→ **What is expected**:
Each line should be copied exactly.

- - - -

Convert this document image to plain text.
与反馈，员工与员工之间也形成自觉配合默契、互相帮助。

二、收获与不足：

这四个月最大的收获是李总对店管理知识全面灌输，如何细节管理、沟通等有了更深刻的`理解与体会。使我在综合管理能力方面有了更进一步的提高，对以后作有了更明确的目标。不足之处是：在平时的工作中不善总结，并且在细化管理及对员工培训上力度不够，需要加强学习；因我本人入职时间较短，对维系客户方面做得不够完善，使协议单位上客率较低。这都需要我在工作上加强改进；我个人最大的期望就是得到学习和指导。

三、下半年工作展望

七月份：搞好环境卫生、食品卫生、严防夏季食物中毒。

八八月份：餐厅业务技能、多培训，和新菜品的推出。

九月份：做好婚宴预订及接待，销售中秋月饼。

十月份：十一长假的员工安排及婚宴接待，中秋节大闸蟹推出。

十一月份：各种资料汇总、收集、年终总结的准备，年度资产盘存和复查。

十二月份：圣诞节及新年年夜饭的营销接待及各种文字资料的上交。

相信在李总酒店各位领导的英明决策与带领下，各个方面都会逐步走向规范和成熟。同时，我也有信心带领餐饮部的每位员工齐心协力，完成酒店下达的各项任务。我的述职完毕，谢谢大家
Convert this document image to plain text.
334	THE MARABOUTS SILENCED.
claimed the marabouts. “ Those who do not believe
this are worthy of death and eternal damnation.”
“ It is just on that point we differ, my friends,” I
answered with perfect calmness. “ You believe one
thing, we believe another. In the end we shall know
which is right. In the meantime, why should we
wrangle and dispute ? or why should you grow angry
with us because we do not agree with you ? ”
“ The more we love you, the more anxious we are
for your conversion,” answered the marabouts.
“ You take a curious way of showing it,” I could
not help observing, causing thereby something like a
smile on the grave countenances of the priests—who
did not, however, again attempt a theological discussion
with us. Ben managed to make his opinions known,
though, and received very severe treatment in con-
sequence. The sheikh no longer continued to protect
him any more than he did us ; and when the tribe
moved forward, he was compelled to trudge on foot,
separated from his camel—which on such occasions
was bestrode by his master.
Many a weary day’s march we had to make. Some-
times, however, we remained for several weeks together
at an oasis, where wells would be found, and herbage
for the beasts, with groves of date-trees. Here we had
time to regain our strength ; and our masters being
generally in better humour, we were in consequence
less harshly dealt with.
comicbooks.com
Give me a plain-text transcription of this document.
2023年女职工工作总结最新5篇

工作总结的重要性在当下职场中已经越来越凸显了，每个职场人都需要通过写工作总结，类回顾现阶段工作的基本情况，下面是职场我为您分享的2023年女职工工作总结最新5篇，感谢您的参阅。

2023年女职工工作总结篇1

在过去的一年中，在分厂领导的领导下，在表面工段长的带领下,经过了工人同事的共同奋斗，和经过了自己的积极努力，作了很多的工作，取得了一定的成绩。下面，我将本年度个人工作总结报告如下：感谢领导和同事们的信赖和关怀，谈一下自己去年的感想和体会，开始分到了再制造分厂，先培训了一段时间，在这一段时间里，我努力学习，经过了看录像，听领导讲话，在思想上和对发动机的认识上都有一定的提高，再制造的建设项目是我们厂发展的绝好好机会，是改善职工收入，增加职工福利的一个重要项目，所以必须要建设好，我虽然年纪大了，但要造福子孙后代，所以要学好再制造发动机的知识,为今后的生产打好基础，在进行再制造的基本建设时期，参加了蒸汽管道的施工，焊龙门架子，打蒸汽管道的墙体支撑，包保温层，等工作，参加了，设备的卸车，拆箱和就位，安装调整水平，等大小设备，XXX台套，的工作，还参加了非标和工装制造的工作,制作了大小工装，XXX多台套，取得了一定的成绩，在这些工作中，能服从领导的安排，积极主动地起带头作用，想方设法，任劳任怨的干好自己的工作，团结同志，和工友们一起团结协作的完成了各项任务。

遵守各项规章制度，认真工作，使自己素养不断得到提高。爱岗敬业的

- - - -

→ **Full response**:
Convert this document image to plain text.
与反馈，员工与员工之间也形成自觉配合默契、互相帮助。

二、收获与不足：

这四个月最大的收获是李总对店管理知识全面灌输，如何细节管理、沟通等有了更深刻的`理解与体会。使我在综合管理能力方面有了更进一步的提高，对以后作有了更明确的目标。不足之处是：在平时的工作中不善总结，并且在细化管理及对员工培训上力度不够，需要加强学习；因我本人入职时间较短，对维系客户方面做得不够完善，使协议单位上客率较低。这都需要我在工作上加强改进；我个人最大的期望就是得到学习和指导。

三、下半年工作展望

七月份：搞好环境卫生、食品卫生、严防夏季食物中毒。

八八月份：餐厅业务技能、多培训，和新菜品的推出。

九月份：做好婚宴预订及接待，销售中秋月饼。

十月份：十一长假的员工安排及婚宴接待，中秋节大闸蟹推出。

十一月份：各种资料汇总、收集、年终总结的准备，年度资产盘存和复查。

十二月份：圣诞节及新年年夜饭的营销接待及各种文字资料的上交。

相信在李总酒店各位领导的英明决策与带领下，各个方面都会逐步走向规范和成熟。同时，我也有信心带领餐饮部的每位员工齐心协力，完成酒店下达的各项任务。我的述职完毕，谢谢大家
Convert this document image to plain text.
334	THE MARABOUTS SILENCED.
claimed the marabouts. “ Those who do not believe
this are worthy of death and eternal damnation.”
“ It is just on that point we differ, my friends,” I
answered with perfect calmness. “ You believe one
thing, we believe another. In the end we shall know
which is right. In the meantime, why should we
wrangle and dispute ? or why should you grow angry
with us because we do not agree with you ? ”
“ The more we love you, the more anxious we are
for your conversion,” answered the marabouts.
“ You take a curious way of showing it,” I could
not help observing, causing thereby something like a
smile on the grave countenances of the priests—who
did not, however, again attempt a theological discussion
with us. Ben managed to make his opinions known,
though, and received very severe treatment in con-
sequence. The sheikh no longer continued to protect
him any more than he did us ; and when the tribe
moved forward, he was compelled to trudge on foot,
separated from his camel—which on such occasions
was bestrode by his master.
Many a weary day’s march we had to make. Some-
times, however, we remained for several weeks together
at an oasis, where wells would be found, and herbage
for the beasts, with groves of date-trees. Here we had
time to regain our strength ; and our masters being
generally in better humour, we were in consequence
less harshly dealt with.
comicbooks.com
Give me a plain-text transcription of this document.
2023年女职工工作总结最新5篇

工作总结的重要性在当下职场中已经越来越凸显了，每个职场人都需要通过写工作总结，类回顾现阶段工作的基本情况，下面是职场我为您分享的2023年女职工工作总结最新5篇，感谢您的参阅。

2023年女职工工作总结篇1

在过去的一年中，在分厂领导的领导下，在表面工段长的带领下,经过了工人同事的共同奋斗，和经过了自己的积极努力，作了很多的工作，取得了一定的成绩。下面，我将本年度个人工作总结报告如下：感谢领导和同事们的信赖和关怀，谈一下自己去年的感想和体会，开始分到了再制造分厂，先培训了一段时间，在这一段时间里，我努力学习，经过了看录像，听领导讲话，在思想上和对发动机的认识上都有一定的提高，再制造的建设项目是我们厂发展的绝好好机会，是改善职工收入，增加职工福利的一个重要项目，所以必须要建设好，我虽然年纪大了，但要造福子孙后代，所以要学好再制造发动机的知识,为今后的生产打好基础，在进行再制造的基本建设时期，参加了蒸汽管道的施工，焊龙门架子，打蒸汽管道的墙体支撑，包保温层，等工作，参加了，设备的卸车，拆箱和就位，安装调整水平，等大小设备，XXX台套，的工作，还参加了非标和工装制造的工作,制作了大小工装，XXX多台套，取得了一定的成绩，在这些工作中，能服从领导的安排，积极主动地起带头作用，想方设法，任劳任怨的干好自己的工作，团结同志，和工友们一起团结协作的完成了各项任务。

遵守各项规章制度，认真工作，使自己素养不断得到提高。爱岗敬业的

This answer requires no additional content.